> [TASK BRIEF]:
Which lines of the data contain the string "JSON"? Copy every one.

> [MATERIALS PROVIDED]:
++++++++
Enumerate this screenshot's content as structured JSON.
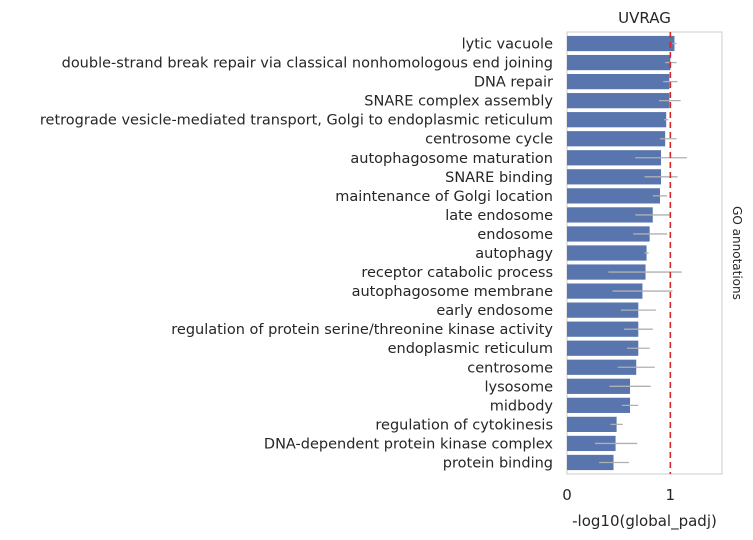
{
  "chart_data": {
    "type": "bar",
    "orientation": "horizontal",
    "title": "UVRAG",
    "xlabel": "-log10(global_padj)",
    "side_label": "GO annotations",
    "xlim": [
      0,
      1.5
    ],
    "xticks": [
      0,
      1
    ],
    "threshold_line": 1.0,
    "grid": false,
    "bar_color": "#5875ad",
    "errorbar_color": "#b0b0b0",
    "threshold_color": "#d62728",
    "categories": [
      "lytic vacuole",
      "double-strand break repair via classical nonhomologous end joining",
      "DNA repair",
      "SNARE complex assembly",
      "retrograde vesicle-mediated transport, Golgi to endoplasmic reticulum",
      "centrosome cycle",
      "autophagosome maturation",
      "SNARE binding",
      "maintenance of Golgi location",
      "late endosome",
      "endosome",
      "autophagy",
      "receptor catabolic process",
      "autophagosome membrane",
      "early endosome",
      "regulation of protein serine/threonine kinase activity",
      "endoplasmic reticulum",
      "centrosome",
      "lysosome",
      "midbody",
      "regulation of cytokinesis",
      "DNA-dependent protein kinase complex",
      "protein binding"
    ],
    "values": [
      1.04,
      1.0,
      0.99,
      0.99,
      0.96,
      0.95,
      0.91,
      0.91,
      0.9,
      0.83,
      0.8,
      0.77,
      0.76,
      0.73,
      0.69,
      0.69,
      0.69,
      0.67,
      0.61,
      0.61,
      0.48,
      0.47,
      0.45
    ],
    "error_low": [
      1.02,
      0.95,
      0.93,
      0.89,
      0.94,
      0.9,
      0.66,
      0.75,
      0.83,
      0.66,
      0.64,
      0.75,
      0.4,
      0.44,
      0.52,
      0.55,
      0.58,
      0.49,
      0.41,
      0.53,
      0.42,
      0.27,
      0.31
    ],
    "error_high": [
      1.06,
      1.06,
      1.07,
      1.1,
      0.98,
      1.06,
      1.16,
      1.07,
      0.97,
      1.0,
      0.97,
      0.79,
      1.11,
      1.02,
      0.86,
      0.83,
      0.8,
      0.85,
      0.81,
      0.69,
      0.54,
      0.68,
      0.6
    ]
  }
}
++++++++
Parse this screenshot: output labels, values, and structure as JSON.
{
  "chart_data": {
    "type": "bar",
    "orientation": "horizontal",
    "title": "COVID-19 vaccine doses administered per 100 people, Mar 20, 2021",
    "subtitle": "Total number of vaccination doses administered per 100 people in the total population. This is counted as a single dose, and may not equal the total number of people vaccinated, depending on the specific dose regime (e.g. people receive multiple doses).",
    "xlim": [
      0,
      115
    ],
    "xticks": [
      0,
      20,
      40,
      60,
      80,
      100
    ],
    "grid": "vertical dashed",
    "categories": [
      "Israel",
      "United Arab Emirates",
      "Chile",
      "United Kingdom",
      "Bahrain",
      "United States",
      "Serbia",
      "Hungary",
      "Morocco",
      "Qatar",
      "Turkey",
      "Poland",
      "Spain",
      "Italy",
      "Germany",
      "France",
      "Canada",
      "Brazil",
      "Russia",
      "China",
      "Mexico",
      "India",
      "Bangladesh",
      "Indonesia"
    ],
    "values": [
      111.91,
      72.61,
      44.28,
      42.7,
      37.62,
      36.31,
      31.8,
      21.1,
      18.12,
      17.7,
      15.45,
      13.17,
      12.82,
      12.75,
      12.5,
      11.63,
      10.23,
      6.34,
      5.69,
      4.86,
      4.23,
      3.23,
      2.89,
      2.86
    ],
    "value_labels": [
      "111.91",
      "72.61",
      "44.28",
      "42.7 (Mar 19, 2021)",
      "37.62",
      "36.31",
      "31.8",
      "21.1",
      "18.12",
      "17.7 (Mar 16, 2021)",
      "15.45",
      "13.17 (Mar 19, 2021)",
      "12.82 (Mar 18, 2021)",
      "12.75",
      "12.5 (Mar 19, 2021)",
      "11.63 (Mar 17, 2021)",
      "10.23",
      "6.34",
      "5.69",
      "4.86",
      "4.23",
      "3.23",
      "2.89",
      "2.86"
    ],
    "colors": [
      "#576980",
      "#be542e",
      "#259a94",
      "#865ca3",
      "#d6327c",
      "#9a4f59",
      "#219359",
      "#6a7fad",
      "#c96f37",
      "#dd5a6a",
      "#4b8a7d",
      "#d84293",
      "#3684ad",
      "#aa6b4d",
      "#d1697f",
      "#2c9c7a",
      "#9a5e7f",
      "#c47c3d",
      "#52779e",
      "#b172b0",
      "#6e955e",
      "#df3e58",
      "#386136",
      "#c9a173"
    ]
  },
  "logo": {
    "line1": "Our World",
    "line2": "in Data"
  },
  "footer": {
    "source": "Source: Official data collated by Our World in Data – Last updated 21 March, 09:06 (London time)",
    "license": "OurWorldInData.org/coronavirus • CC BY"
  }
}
++++++++
> [RESPONSE BELOW]:
Enumerate this screenshot's content as structured JSON.
Parse this screenshot: output labels, values, and structure as JSON.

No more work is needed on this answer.